= Problem to solve =
List, from the lines below, each one with "venue" in it.

= Record set =
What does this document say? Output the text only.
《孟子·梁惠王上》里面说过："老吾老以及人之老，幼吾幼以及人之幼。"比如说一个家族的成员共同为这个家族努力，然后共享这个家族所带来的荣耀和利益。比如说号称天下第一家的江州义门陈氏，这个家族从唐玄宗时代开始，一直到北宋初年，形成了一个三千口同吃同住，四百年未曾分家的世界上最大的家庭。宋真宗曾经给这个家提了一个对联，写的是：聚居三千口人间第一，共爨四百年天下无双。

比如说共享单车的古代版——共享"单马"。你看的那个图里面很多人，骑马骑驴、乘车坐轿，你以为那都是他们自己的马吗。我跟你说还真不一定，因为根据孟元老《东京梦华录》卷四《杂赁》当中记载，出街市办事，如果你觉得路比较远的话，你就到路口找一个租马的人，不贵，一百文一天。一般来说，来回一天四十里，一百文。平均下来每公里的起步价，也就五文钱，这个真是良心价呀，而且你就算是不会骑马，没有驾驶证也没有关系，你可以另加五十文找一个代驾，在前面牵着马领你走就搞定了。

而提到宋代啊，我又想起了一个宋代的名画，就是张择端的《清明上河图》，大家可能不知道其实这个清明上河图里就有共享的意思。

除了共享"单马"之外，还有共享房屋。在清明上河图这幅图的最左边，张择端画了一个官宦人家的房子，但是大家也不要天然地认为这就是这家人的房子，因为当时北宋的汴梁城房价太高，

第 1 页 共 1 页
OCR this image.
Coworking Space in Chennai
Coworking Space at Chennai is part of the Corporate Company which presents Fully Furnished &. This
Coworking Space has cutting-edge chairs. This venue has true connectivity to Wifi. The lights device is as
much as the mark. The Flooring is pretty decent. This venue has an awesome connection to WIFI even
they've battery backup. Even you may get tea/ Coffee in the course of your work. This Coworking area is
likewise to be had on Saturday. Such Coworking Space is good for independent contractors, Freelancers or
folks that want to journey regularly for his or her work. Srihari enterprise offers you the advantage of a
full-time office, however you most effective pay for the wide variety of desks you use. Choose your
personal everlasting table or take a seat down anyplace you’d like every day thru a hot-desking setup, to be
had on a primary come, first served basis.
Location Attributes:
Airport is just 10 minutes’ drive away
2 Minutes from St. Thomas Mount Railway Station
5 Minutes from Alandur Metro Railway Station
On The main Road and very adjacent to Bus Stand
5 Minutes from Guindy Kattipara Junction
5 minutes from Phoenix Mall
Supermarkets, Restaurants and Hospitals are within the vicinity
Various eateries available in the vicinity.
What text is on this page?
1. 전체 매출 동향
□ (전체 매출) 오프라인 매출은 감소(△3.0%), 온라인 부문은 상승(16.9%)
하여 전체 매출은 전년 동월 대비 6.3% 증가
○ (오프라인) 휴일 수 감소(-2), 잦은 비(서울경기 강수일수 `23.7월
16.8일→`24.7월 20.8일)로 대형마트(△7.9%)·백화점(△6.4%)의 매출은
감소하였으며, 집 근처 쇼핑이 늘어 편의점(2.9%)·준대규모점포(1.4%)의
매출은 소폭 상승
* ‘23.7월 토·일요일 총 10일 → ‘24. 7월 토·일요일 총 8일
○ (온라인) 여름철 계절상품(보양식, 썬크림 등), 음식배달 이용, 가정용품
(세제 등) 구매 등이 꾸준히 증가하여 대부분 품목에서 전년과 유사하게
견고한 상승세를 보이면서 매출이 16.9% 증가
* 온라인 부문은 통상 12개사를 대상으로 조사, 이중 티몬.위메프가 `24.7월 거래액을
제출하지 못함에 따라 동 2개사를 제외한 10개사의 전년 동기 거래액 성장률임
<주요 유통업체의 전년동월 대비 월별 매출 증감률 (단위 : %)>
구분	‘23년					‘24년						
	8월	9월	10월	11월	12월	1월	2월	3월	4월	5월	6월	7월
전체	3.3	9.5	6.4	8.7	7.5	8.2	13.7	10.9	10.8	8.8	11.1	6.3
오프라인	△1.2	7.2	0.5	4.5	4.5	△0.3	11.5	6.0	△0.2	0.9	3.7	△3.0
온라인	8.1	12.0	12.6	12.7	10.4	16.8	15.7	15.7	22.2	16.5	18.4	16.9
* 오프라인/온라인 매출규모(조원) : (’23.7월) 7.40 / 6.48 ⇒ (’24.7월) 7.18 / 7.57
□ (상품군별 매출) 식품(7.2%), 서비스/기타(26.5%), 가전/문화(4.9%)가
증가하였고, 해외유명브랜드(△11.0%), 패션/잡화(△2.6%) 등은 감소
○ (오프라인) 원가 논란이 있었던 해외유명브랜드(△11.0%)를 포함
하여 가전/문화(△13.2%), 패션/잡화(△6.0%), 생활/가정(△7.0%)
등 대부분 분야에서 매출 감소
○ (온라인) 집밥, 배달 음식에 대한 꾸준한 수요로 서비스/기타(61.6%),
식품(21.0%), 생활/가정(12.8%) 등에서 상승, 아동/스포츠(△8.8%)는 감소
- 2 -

= Finished answer =
Coworking Space has cutting-edge chairs. This venue has true connectivity to Wifi. The lights device is as
much as the mark. The Flooring is pretty decent. This venue has an awesome connection to WIFI even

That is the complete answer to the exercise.